#### WHAT IS ASKED
Copy out the entries word for word, starting with the first one and ending with the line that contains "paragraph-terms [230, 1717, 1495, 1782]", with both ends included.

= = = =

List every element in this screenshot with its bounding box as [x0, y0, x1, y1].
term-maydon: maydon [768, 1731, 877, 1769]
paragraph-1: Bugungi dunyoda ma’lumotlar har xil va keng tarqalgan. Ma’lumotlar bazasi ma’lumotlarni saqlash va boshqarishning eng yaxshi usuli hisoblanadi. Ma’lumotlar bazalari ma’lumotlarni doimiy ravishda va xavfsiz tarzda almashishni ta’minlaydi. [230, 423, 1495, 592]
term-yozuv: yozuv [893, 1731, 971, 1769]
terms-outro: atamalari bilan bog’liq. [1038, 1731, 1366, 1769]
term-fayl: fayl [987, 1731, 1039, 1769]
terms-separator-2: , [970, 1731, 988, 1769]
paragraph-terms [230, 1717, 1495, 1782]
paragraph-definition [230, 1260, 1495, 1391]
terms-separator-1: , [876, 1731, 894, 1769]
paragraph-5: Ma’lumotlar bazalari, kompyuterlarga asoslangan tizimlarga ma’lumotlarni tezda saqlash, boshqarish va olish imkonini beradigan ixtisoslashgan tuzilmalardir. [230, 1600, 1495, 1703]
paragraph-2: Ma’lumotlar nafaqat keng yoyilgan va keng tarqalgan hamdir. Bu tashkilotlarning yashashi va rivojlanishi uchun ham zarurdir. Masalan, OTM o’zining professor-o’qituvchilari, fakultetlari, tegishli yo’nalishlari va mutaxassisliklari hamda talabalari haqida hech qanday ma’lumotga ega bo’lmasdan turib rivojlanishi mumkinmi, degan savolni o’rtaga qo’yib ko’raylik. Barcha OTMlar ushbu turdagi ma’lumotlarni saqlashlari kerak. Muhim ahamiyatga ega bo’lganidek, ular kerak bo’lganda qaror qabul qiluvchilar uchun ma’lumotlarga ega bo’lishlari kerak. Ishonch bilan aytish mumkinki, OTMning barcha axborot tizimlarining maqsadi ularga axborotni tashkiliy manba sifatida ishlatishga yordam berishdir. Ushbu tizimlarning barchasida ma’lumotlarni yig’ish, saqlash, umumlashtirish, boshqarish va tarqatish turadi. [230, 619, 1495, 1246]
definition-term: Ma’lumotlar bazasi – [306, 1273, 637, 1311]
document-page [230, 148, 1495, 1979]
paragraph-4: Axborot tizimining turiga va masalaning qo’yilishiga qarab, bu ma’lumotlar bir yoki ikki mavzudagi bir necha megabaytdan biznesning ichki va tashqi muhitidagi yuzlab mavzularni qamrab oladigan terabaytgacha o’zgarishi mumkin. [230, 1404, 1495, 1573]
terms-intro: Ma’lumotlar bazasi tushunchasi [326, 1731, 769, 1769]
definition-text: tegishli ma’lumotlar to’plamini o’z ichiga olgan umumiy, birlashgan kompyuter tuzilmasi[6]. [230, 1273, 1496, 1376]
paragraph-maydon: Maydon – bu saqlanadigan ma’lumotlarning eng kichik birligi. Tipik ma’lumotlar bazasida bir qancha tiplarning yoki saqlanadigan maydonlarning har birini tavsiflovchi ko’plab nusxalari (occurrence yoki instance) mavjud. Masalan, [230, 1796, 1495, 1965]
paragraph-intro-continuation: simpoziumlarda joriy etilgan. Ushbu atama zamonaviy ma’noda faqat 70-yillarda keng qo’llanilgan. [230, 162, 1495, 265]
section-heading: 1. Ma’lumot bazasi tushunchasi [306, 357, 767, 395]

= = = =

#### TASK OUTPUT
List every element in this screenshot with its bounding box as [x0, y0, x1, y1].
term-maydon: maydon [768, 1731, 877, 1769]
paragraph-1: Bugungi dunyoda ma’lumotlar har xil va keng tarqalgan. Ma’lumotlar bazasi ma’lumotlarni saqlash va boshqarishning eng yaxshi usuli hisoblanadi. Ma’lumotlar bazalari ma’lumotlarni doimiy ravishda va xavfsiz tarzda almashishni ta’minlaydi. [230, 423, 1495, 592]
term-yozuv: yozuv [893, 1731, 971, 1769]
terms-outro: atamalari bilan bog’liq. [1038, 1731, 1366, 1769]
term-fayl: fayl [987, 1731, 1039, 1769]
terms-separator-2: , [970, 1731, 988, 1769]
paragraph-terms [230, 1717, 1495, 1782]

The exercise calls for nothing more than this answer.